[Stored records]
— start —
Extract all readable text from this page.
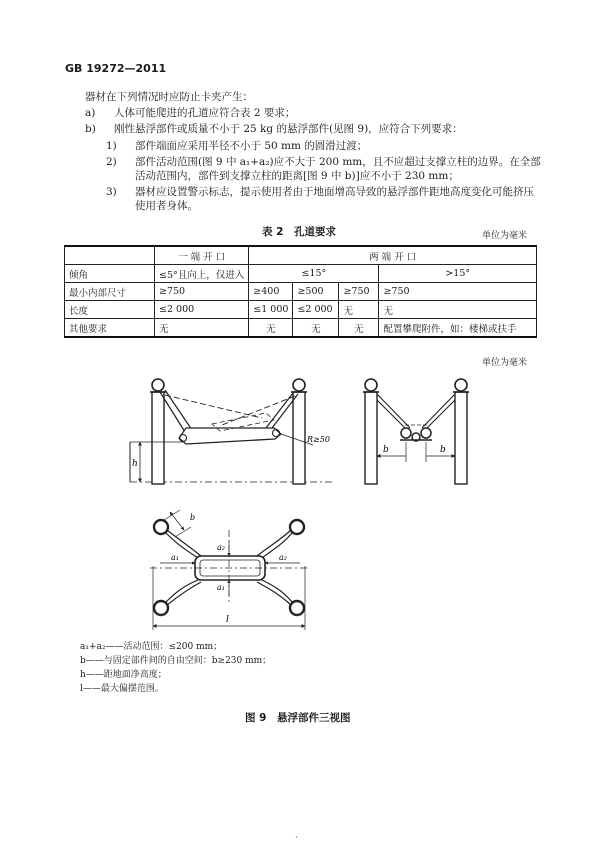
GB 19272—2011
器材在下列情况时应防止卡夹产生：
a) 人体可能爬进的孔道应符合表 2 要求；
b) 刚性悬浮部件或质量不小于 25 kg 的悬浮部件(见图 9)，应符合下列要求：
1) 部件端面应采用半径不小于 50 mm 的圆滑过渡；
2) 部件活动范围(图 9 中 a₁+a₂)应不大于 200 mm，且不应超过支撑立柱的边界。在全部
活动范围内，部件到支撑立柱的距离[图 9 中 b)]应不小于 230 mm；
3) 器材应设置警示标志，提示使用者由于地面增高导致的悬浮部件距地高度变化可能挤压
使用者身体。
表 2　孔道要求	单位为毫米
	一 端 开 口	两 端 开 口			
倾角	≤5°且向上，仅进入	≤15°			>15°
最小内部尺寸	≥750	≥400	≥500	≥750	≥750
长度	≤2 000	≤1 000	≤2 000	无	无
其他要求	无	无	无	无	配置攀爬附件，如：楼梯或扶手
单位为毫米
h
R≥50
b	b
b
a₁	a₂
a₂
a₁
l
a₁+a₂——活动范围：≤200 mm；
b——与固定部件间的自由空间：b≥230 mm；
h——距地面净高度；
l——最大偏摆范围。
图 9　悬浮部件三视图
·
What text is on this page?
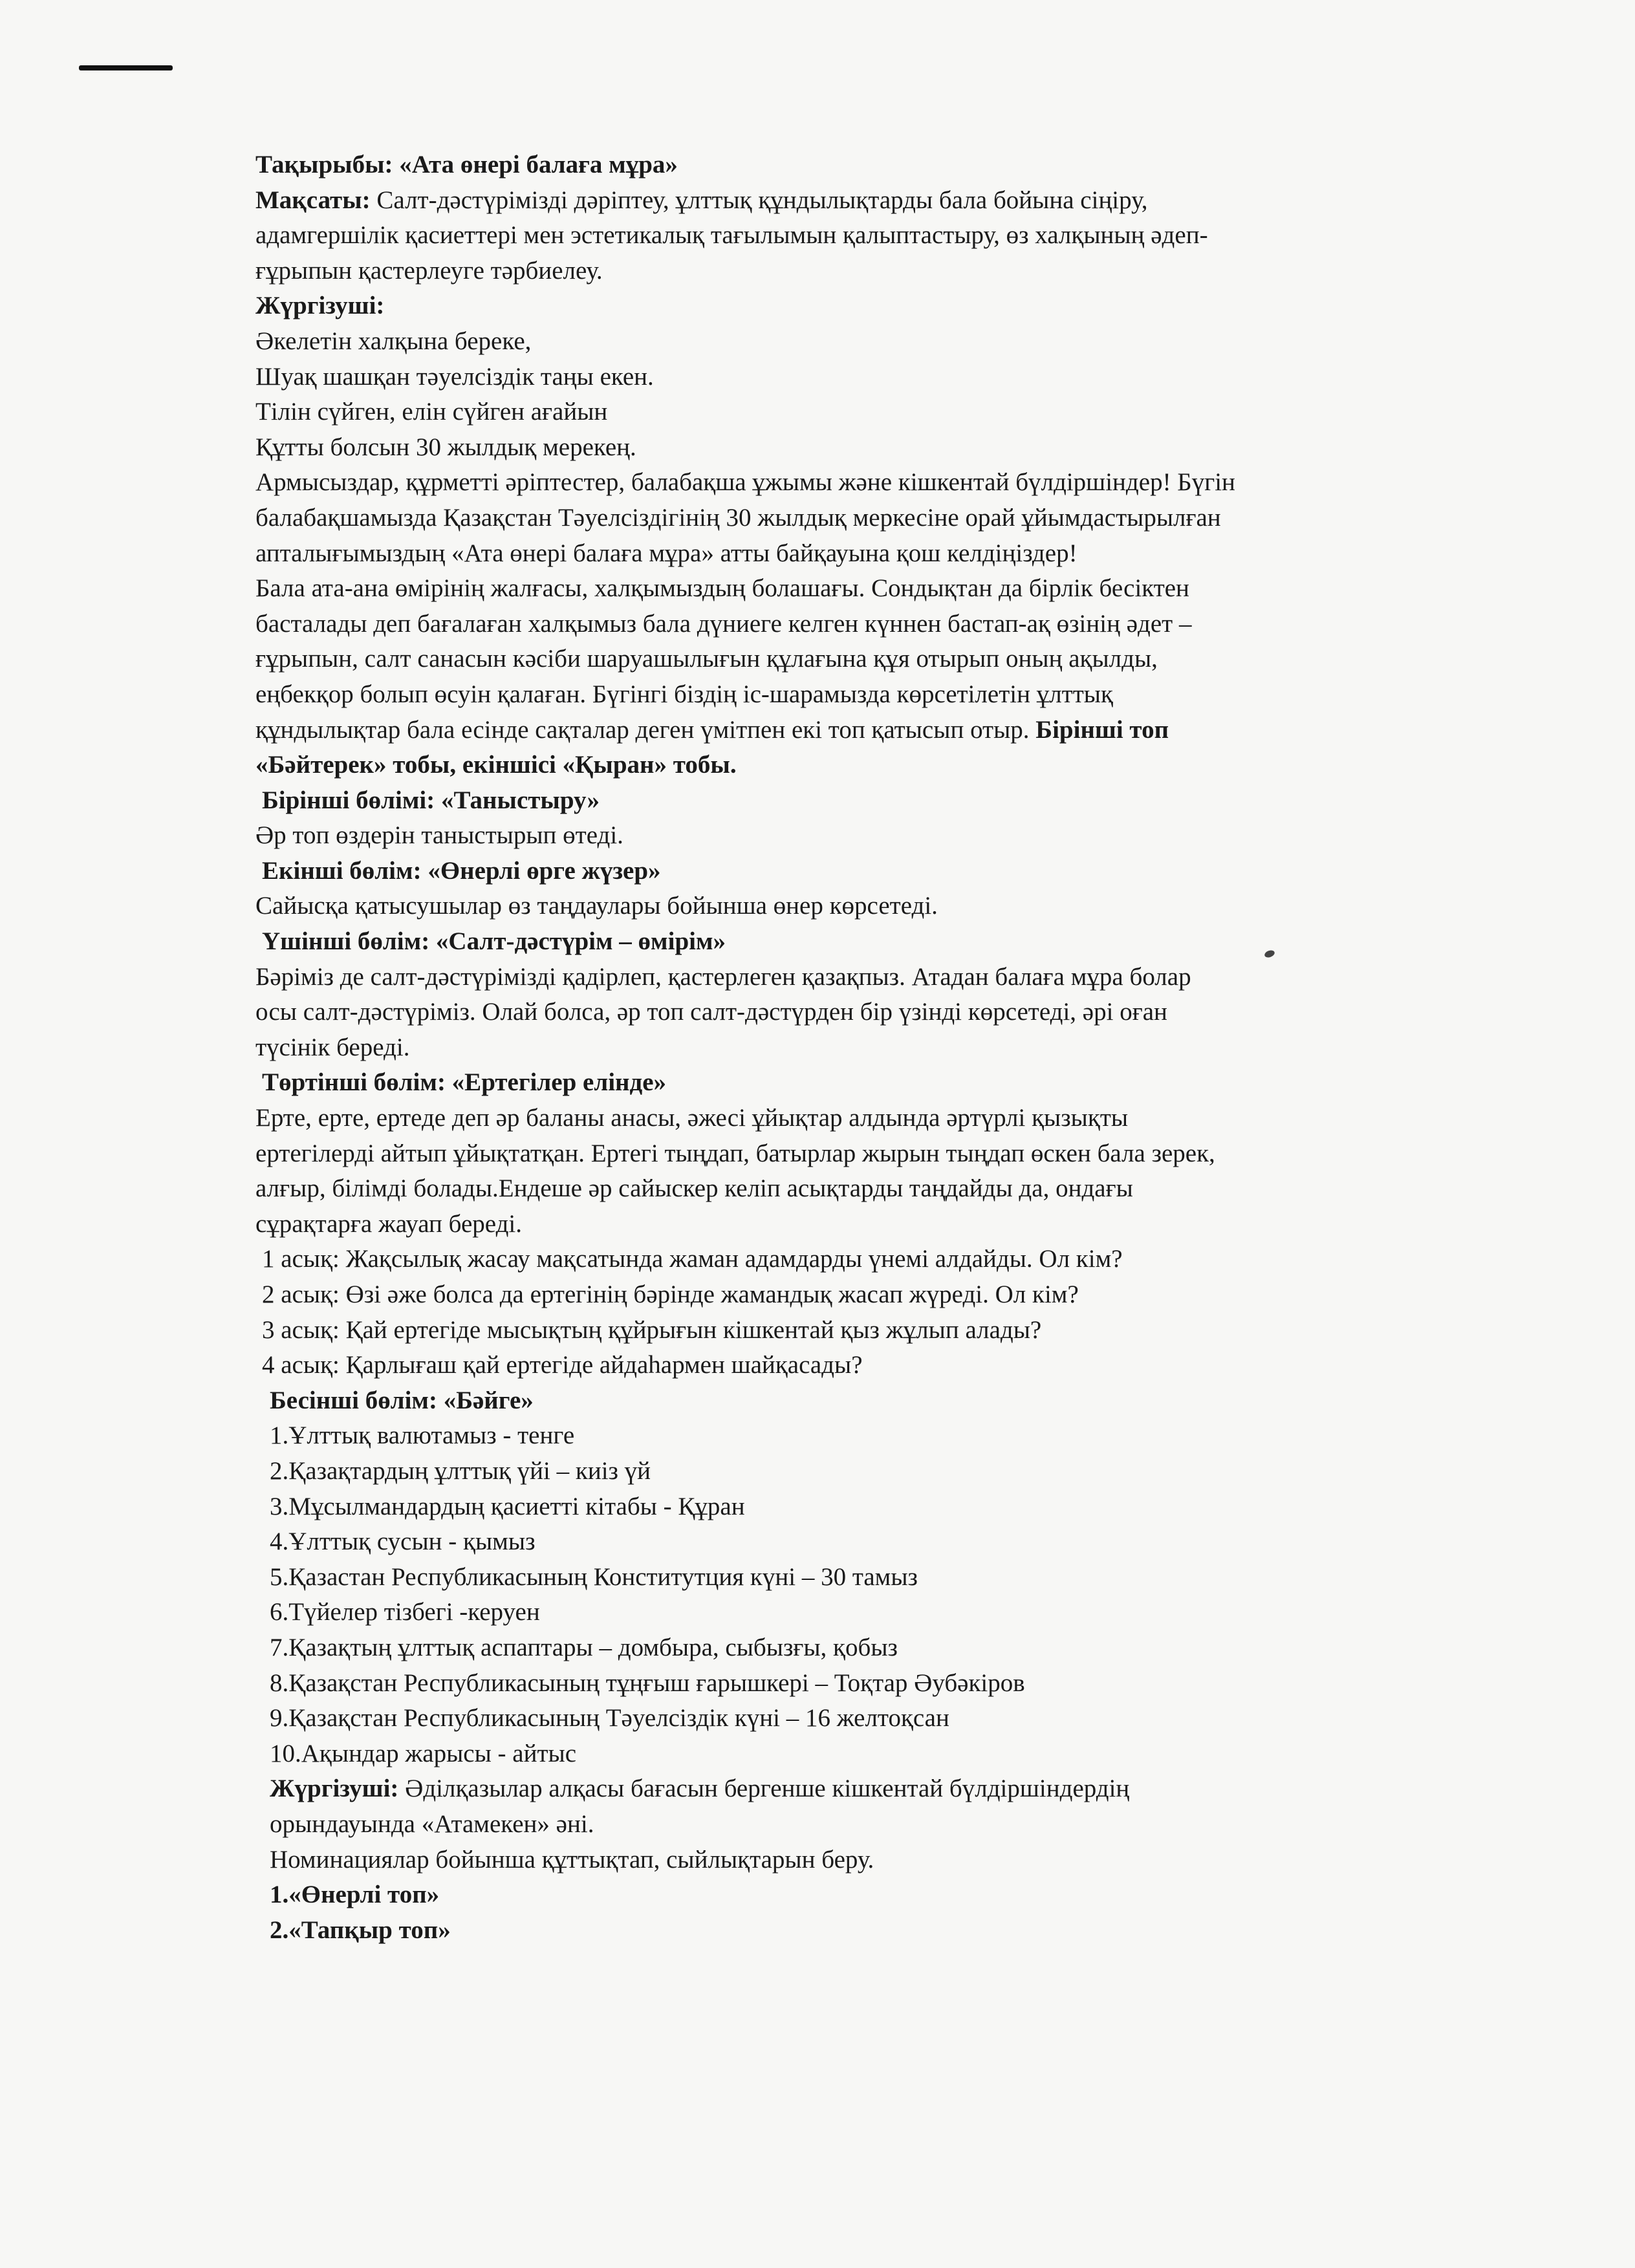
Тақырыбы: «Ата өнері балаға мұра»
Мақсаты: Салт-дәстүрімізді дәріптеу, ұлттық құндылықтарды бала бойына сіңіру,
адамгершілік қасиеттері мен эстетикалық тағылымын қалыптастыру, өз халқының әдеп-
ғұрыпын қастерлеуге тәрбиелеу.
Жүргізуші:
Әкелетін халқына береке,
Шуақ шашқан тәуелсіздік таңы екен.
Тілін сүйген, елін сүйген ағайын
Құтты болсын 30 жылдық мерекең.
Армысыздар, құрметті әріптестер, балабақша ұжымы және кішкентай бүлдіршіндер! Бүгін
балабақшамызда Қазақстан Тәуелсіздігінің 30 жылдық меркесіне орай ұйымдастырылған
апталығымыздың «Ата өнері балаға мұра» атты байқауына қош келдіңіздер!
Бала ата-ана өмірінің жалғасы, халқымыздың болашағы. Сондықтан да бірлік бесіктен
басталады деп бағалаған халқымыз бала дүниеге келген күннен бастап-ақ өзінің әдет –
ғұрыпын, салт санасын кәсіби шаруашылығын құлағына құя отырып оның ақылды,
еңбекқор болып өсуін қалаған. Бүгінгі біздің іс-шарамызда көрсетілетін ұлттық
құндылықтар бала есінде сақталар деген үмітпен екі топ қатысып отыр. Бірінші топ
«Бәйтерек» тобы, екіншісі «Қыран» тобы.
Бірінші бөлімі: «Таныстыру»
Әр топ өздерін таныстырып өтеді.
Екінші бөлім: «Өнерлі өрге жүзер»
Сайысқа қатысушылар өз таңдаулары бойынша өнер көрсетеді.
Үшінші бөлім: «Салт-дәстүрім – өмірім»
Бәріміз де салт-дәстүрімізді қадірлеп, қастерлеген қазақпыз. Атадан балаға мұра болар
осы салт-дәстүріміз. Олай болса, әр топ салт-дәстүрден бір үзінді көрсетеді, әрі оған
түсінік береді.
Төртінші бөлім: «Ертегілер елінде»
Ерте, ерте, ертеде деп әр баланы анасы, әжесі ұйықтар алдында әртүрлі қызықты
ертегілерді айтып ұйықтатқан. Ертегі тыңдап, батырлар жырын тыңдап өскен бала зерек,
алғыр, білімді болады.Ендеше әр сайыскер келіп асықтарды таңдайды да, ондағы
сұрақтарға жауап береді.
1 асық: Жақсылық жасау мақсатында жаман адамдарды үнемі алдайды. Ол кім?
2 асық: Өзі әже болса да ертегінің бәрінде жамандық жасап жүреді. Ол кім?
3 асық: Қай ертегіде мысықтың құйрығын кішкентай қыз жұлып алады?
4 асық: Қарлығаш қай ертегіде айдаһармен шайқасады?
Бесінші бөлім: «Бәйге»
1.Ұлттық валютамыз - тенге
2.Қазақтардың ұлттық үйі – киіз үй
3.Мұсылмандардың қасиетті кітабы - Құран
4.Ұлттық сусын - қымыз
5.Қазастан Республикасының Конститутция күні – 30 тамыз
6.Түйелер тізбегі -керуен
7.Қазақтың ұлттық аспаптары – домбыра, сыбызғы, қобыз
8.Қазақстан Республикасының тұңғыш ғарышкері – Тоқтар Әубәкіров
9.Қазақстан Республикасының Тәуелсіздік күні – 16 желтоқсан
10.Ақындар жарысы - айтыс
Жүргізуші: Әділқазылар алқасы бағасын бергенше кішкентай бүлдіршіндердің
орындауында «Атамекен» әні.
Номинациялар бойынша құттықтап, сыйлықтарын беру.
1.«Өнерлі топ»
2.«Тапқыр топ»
— end —
§ THE TASK:
Your task is to pick out every line with the string "болса" and copy it.

§ EXERCISE RESPONSE:
осы салт-дәстүріміз. Олай болса, әр топ салт-дәстүрден бір үзінді көрсетеді, әрі оған
2 асық: Өзі әже болса да ертегінің бәрінде жамандық жасап жүреді. Ол кім?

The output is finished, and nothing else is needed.